Pick out the lines below that contain the string "versus" and copy them all.

Records about charts and figures
◆ ◆ ◆

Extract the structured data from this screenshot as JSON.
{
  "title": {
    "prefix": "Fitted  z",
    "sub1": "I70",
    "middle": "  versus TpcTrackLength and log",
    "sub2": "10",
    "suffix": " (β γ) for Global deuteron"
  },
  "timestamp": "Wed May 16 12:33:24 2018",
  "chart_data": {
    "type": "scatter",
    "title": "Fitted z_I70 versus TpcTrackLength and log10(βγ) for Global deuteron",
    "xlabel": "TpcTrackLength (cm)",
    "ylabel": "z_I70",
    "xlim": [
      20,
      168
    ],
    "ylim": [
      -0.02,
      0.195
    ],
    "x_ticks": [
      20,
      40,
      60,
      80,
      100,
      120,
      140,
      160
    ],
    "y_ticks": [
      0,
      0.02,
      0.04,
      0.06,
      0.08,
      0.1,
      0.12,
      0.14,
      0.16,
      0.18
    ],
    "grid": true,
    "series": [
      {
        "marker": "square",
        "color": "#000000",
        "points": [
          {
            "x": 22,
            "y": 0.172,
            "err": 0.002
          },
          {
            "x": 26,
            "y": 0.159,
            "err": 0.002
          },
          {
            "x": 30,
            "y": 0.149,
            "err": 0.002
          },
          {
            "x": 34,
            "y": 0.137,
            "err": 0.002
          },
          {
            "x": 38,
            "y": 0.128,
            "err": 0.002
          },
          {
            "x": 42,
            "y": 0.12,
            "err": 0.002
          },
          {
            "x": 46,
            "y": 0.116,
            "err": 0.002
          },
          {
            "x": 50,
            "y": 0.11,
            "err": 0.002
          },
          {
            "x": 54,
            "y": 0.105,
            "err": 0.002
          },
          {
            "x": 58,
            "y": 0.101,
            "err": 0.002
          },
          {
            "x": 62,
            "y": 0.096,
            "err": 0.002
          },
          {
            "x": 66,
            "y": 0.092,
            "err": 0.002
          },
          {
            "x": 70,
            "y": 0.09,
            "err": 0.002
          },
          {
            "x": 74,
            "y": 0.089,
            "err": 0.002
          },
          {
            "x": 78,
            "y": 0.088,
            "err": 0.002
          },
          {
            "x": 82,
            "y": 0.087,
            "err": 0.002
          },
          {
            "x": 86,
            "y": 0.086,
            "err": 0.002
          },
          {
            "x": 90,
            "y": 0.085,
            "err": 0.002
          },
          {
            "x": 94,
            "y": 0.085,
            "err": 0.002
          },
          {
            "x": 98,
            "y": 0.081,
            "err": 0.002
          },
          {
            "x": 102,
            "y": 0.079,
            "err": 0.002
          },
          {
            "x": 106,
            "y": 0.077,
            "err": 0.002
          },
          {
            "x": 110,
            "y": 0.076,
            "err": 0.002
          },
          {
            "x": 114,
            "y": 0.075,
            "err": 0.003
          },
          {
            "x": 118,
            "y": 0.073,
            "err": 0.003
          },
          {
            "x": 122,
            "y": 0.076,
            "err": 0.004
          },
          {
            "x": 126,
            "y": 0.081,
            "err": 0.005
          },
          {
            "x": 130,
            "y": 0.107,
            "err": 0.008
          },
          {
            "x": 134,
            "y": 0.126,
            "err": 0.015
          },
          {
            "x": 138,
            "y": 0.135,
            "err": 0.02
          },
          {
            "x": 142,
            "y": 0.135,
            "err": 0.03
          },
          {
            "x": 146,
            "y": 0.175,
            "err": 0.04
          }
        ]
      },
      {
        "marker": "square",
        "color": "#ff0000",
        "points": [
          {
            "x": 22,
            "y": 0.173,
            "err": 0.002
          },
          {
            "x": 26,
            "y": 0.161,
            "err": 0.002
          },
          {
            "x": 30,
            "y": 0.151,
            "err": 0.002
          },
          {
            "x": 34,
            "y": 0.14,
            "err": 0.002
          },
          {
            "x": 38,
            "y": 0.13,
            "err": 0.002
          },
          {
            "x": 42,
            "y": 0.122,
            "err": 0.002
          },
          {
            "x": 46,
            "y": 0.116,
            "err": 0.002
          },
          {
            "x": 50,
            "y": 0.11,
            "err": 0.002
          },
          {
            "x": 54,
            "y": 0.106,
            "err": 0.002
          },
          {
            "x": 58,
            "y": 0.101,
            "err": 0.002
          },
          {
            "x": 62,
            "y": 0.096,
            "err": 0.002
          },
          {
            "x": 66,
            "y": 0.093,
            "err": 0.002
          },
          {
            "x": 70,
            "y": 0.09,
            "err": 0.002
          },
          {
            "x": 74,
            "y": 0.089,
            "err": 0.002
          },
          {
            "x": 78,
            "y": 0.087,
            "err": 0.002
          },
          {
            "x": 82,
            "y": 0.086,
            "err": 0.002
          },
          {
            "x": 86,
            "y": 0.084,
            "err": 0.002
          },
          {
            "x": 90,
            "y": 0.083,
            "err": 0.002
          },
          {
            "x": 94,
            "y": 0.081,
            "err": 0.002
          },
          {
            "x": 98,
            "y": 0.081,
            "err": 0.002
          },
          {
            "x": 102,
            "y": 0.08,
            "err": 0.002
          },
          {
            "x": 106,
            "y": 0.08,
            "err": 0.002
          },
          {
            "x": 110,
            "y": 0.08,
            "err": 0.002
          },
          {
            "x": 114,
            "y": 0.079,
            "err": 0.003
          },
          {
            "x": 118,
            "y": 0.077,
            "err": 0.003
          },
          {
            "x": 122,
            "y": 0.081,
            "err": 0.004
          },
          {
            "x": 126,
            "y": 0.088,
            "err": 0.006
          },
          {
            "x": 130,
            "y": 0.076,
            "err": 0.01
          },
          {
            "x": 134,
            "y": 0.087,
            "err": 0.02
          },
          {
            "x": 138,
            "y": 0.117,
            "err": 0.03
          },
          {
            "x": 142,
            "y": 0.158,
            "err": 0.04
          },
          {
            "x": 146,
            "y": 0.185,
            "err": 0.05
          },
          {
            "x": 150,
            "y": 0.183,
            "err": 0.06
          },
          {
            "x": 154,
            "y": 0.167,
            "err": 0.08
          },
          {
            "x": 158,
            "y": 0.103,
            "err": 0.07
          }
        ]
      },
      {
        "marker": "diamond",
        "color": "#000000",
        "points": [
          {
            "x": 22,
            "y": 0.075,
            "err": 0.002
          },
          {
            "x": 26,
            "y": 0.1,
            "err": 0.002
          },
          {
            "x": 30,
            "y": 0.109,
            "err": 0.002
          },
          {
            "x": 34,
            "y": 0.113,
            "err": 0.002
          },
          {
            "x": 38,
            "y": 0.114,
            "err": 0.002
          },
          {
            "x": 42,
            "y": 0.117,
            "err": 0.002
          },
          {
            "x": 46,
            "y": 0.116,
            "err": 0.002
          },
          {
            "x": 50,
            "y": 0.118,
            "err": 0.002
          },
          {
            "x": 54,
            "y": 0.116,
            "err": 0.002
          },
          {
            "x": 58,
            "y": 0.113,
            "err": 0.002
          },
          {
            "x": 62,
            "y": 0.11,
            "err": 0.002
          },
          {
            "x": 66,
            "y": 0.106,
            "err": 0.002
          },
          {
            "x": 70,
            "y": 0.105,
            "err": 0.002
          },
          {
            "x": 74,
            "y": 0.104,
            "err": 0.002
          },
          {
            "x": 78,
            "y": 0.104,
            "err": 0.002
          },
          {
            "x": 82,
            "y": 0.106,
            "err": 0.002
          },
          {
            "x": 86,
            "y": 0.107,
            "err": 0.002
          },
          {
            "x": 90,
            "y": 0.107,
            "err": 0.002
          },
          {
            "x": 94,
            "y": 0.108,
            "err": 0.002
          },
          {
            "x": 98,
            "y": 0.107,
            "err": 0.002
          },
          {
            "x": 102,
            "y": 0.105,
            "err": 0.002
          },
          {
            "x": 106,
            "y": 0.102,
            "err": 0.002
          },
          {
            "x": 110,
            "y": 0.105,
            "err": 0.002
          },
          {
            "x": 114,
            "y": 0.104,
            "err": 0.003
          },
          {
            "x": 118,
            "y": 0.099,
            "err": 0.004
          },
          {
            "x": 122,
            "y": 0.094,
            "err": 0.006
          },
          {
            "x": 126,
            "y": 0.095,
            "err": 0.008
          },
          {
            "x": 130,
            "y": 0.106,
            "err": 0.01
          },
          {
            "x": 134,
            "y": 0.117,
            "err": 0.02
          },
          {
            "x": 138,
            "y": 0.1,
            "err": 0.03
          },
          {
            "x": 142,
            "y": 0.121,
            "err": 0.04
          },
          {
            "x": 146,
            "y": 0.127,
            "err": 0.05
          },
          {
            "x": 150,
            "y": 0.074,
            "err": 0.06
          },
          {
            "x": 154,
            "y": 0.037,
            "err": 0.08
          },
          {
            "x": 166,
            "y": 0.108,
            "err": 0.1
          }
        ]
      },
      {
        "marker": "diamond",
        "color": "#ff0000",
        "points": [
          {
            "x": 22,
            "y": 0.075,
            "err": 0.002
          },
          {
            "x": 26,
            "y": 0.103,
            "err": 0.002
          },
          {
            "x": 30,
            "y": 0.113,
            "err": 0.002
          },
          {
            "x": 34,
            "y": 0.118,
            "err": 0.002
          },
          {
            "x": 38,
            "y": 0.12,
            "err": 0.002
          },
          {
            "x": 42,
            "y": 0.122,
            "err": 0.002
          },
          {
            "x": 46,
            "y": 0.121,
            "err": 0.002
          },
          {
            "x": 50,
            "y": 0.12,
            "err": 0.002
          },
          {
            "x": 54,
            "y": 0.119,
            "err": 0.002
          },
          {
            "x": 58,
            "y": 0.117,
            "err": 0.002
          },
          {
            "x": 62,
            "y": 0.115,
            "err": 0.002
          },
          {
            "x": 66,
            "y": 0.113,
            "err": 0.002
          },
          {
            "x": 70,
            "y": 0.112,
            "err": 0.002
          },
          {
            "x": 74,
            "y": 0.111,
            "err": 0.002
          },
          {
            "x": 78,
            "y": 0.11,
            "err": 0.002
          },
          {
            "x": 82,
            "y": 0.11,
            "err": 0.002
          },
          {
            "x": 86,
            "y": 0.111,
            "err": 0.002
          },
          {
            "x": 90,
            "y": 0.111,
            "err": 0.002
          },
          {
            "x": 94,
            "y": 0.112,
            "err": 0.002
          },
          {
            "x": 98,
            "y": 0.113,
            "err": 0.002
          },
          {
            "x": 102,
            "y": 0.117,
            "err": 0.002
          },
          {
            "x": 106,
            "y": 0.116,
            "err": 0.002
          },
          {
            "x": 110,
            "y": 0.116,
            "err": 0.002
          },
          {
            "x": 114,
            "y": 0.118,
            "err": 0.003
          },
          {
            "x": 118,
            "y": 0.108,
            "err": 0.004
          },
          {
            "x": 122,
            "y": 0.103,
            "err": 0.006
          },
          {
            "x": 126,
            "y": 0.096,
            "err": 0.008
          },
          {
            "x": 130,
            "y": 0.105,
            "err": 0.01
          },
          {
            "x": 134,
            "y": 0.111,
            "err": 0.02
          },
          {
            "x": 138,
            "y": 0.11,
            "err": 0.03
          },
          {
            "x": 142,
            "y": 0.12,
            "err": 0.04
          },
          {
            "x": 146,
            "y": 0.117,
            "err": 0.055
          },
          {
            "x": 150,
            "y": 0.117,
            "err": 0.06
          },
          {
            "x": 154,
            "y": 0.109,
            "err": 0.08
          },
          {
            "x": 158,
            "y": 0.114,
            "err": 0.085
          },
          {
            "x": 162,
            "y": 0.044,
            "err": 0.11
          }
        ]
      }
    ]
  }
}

◆ ◆ ◆

> **Solution to this task**:
    "middle": "  versus TpcTrackLength and log",
    "title": "Fitted z_I70 versus TpcTrackLength and log10(βγ) for Global deuteron",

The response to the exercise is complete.